— start —
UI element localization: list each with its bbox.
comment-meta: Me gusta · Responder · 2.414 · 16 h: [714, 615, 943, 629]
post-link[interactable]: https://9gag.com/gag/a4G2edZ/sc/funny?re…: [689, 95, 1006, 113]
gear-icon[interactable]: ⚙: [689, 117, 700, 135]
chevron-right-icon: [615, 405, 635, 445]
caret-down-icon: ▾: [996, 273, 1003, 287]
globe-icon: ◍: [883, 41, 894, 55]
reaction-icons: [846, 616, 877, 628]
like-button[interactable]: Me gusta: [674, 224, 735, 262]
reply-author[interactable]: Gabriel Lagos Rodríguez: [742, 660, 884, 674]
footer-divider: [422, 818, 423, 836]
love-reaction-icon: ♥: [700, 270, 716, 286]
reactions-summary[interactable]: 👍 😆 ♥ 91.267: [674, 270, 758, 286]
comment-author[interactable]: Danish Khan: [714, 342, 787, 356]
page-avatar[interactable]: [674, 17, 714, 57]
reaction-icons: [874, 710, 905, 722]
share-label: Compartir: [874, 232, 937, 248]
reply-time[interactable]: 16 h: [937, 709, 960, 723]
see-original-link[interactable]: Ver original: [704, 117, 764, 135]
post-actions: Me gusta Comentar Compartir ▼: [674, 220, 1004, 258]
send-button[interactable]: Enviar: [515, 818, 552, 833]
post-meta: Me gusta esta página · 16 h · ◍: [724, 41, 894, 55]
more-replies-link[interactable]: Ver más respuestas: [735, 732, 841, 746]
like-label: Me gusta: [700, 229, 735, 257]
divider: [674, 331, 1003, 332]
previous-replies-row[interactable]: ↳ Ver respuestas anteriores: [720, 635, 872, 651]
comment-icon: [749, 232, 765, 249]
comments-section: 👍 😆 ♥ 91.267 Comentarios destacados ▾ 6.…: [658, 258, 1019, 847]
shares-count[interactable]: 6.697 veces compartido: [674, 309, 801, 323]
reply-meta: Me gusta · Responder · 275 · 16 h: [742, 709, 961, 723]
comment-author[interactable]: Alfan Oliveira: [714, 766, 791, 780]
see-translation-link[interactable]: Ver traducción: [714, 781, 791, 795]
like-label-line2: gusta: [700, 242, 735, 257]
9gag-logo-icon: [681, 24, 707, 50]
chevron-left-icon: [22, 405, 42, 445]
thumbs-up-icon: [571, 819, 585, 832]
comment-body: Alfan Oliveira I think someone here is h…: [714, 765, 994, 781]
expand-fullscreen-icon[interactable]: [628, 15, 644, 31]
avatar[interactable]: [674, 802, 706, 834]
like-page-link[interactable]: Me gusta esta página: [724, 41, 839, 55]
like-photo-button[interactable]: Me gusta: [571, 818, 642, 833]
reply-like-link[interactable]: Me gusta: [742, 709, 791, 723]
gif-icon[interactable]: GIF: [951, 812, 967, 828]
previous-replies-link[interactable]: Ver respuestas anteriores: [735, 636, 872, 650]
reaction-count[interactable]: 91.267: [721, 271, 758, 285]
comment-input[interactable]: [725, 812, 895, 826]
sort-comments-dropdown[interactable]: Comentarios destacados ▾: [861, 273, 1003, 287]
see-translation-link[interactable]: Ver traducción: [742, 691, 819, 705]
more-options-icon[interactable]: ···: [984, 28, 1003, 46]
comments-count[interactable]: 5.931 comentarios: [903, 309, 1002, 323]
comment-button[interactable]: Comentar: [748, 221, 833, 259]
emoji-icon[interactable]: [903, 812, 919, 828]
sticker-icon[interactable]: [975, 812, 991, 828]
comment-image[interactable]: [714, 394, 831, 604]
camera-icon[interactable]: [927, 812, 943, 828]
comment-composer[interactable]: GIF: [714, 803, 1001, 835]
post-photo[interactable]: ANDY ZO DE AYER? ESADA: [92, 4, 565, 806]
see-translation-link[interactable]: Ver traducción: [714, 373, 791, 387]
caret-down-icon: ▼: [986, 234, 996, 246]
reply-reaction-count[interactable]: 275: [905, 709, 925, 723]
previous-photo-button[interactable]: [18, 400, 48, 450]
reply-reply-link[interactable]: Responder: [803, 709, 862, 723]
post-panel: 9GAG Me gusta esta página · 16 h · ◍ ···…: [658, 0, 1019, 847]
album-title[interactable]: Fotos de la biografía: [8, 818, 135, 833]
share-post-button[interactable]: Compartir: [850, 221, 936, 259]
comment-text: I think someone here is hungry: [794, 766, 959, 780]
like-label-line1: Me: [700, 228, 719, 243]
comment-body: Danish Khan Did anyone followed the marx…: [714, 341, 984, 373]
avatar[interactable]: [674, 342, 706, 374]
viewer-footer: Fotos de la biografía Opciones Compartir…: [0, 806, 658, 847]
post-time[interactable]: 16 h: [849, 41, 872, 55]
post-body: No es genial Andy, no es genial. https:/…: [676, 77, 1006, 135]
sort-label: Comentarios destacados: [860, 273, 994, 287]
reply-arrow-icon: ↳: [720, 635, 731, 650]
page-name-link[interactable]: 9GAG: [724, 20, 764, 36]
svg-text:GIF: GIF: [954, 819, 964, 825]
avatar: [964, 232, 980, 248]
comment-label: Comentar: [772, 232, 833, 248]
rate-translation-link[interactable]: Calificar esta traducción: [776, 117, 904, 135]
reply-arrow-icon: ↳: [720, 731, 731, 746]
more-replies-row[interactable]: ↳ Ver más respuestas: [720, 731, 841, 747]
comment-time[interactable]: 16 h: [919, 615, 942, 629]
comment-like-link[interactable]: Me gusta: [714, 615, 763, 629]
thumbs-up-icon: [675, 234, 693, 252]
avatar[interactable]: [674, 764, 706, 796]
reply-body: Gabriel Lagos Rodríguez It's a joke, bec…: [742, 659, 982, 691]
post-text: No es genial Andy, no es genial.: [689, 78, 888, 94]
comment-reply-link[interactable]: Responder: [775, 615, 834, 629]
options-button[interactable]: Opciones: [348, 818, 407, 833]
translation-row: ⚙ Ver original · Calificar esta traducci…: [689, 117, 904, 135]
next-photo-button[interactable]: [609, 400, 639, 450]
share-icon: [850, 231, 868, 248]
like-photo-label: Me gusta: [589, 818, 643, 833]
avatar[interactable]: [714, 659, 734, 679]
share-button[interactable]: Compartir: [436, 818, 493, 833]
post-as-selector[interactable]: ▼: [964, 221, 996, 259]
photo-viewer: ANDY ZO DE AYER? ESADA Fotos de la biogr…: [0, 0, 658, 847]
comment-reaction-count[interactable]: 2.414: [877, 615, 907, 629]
— end —
TASK GOAL:
Swap "post-link" for "post-url" in every line from the start of the entries through the line containing "gear-icon[interactable]: ⚙: [689, 117, 700, 135]". Write those lines out again with nothing else changed.

EXERCISE ANSWER:
UI element localization: list each with its bbox.
comment-meta: Me gusta · Responder · 2.414 · 16 h: [714, 615, 943, 629]
post-url[interactable]: https://9gag.com/gag/a4G2edZ/sc/funny?re…: [689, 95, 1006, 113]
gear-icon[interactable]: ⚙: [689, 117, 700, 135]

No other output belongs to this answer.